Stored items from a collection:
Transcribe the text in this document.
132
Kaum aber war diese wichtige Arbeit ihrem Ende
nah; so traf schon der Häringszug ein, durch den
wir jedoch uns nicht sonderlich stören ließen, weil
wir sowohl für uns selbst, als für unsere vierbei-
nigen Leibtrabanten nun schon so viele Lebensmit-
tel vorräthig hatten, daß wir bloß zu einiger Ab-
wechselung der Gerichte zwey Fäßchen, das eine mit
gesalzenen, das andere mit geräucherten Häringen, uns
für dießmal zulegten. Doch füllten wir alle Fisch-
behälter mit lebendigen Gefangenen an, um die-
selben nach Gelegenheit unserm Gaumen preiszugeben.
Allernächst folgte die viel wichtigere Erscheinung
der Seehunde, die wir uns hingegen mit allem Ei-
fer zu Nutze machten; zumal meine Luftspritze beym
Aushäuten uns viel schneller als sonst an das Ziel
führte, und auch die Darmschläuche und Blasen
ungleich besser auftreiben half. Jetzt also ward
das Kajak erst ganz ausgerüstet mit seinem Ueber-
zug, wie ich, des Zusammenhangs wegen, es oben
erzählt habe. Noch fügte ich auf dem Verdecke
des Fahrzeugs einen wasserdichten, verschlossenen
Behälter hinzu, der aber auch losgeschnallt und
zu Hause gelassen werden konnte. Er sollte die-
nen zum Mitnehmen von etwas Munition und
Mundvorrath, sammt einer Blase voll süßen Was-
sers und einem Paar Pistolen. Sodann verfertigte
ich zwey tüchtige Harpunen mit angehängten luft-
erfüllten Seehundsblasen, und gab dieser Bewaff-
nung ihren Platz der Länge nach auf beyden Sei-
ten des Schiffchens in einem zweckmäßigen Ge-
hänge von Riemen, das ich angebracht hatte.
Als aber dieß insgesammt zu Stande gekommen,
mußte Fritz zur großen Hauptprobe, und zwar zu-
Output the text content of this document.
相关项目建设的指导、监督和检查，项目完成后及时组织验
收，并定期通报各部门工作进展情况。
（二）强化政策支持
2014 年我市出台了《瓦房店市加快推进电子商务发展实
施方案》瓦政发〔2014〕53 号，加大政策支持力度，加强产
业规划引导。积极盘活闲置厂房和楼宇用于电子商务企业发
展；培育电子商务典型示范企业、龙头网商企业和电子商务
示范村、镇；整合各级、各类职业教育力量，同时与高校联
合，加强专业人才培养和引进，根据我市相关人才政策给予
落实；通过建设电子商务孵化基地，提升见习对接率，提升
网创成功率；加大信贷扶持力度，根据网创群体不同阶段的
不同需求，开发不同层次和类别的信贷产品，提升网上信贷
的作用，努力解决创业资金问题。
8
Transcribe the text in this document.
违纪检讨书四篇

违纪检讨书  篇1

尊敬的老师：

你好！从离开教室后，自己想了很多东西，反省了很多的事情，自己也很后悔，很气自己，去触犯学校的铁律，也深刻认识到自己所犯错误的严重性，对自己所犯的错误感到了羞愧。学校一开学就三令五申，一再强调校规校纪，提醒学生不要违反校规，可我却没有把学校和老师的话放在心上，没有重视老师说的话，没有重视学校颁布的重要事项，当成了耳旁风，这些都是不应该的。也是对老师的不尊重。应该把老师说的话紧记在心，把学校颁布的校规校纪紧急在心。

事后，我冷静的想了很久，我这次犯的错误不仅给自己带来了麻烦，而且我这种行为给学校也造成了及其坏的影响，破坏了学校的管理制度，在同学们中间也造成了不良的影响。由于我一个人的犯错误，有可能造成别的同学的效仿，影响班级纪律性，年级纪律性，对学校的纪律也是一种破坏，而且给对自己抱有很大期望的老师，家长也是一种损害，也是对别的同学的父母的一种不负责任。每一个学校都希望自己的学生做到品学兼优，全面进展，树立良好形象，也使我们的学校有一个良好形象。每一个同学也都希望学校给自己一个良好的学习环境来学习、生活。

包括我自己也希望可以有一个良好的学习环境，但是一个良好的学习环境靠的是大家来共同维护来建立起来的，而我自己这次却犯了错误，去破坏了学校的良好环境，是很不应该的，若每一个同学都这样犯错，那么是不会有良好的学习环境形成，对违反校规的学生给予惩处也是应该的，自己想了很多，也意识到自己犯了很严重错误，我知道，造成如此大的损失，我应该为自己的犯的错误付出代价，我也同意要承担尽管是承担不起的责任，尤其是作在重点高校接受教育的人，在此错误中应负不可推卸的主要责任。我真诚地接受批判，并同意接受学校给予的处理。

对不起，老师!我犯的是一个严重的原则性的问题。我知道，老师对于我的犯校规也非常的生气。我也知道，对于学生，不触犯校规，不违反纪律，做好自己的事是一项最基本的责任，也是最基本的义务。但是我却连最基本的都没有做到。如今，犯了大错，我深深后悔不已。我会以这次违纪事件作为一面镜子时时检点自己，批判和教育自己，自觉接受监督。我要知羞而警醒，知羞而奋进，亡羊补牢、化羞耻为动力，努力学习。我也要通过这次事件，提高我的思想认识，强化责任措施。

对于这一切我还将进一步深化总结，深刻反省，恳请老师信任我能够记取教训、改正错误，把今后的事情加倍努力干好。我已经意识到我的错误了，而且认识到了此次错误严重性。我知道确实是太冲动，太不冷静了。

■ PROBLEM: Return the full listing, character for character.

■ SOLUTION TO THIS EXERCISE:
Transcribe the text in this document.
132
Kaum aber war diese wichtige Arbeit ihrem Ende
nah; so traf schon der Häringszug ein, durch den
wir jedoch uns nicht sonderlich stören ließen, weil
wir sowohl für uns selbst, als für unsere vierbei-
nigen Leibtrabanten nun schon so viele Lebensmit-
tel vorräthig hatten, daß wir bloß zu einiger Ab-
wechselung der Gerichte zwey Fäßchen, das eine mit
gesalzenen, das andere mit geräucherten Häringen, uns
für dießmal zulegten. Doch füllten wir alle Fisch-
behälter mit lebendigen Gefangenen an, um die-
selben nach Gelegenheit unserm Gaumen preiszugeben.
Allernächst folgte die viel wichtigere Erscheinung
der Seehunde, die wir uns hingegen mit allem Ei-
fer zu Nutze machten; zumal meine Luftspritze beym
Aushäuten uns viel schneller als sonst an das Ziel
führte, und auch die Darmschläuche und Blasen
ungleich besser auftreiben half. Jetzt also ward
das Kajak erst ganz ausgerüstet mit seinem Ueber-
zug, wie ich, des Zusammenhangs wegen, es oben
erzählt habe. Noch fügte ich auf dem Verdecke
des Fahrzeugs einen wasserdichten, verschlossenen
Behälter hinzu, der aber auch losgeschnallt und
zu Hause gelassen werden konnte. Er sollte die-
nen zum Mitnehmen von etwas Munition und
Mundvorrath, sammt einer Blase voll süßen Was-
sers und einem Paar Pistolen. Sodann verfertigte
ich zwey tüchtige Harpunen mit angehängten luft-
erfüllten Seehundsblasen, und gab dieser Bewaff-
nung ihren Platz der Länge nach auf beyden Sei-
ten des Schiffchens in einem zweckmäßigen Ge-
hänge von Riemen, das ich angebracht hatte.
Als aber dieß insgesammt zu Stande gekommen,
mußte Fritz zur großen Hauptprobe, und zwar zu-
Output the text content of this document.
相关项目建设的指导、监督和检查，项目完成后及时组织验
收，并定期通报各部门工作进展情况。
（二）强化政策支持
2014 年我市出台了《瓦房店市加快推进电子商务发展实
施方案》瓦政发〔2014〕53 号，加大政策支持力度，加强产
业规划引导。积极盘活闲置厂房和楼宇用于电子商务企业发
展；培育电子商务典型示范企业、龙头网商企业和电子商务
示范村、镇；整合各级、各类职业教育力量，同时与高校联
合，加强专业人才培养和引进，根据我市相关人才政策给予
落实；通过建设电子商务孵化基地，提升见习对接率，提升
网创成功率；加大信贷扶持力度，根据网创群体不同阶段的
不同需求，开发不同层次和类别的信贷产品，提升网上信贷
的作用，努力解决创业资金问题。
8
Transcribe the text in this document.
违纪检讨书四篇

违纪检讨书  篇1

尊敬的老师：

你好！从离开教室后，自己想了很多东西，反省了很多的事情，自己也很后悔，很气自己，去触犯学校的铁律，也深刻认识到自己所犯错误的严重性，对自己所犯的错误感到了羞愧。学校一开学就三令五申，一再强调校规校纪，提醒学生不要违反校规，可我却没有把学校和老师的话放在心上，没有重视老师说的话，没有重视学校颁布的重要事项，当成了耳旁风，这些都是不应该的。也是对老师的不尊重。应该把老师说的话紧记在心，把学校颁布的校规校纪紧急在心。

事后，我冷静的想了很久，我这次犯的错误不仅给自己带来了麻烦，而且我这种行为给学校也造成了及其坏的影响，破坏了学校的管理制度，在同学们中间也造成了不良的影响。由于我一个人的犯错误，有可能造成别的同学的效仿，影响班级纪律性，年级纪律性，对学校的纪律也是一种破坏，而且给对自己抱有很大期望的老师，家长也是一种损害，也是对别的同学的父母的一种不负责任。每一个学校都希望自己的学生做到品学兼优，全面进展，树立良好形象，也使我们的学校有一个良好形象。每一个同学也都希望学校给自己一个良好的学习环境来学习、生活。

包括我自己也希望可以有一个良好的学习环境，但是一个良好的学习环境靠的是大家来共同维护来建立起来的，而我自己这次却犯了错误，去破坏了学校的良好环境，是很不应该的，若每一个同学都这样犯错，那么是不会有良好的学习环境形成，对违反校规的学生给予惩处也是应该的，自己想了很多，也意识到自己犯了很严重错误，我知道，造成如此大的损失，我应该为自己的犯的错误付出代价，我也同意要承担尽管是承担不起的责任，尤其是作在重点高校接受教育的人，在此错误中应负不可推卸的主要责任。我真诚地接受批判，并同意接受学校给予的处理。

对不起，老师!我犯的是一个严重的原则性的问题。我知道，老师对于我的犯校规也非常的生气。我也知道，对于学生，不触犯校规，不违反纪律，做好自己的事是一项最基本的责任，也是最基本的义务。但是我却连最基本的都没有做到。如今，犯了大错，我深深后悔不已。我会以这次违纪事件作为一面镜子时时检点自己，批判和教育自己，自觉接受监督。我要知羞而警醒，知羞而奋进，亡羊补牢、化羞耻为动力，努力学习。我也要通过这次事件，提高我的思想认识，强化责任措施。

对于这一切我还将进一步深化总结，深刻反省，恳请老师信任我能够记取教训、改正错误，把今后的事情加倍努力干好。我已经意识到我的错误了，而且认识到了此次错误严重性。我知道确实是太冲动，太不冷静了。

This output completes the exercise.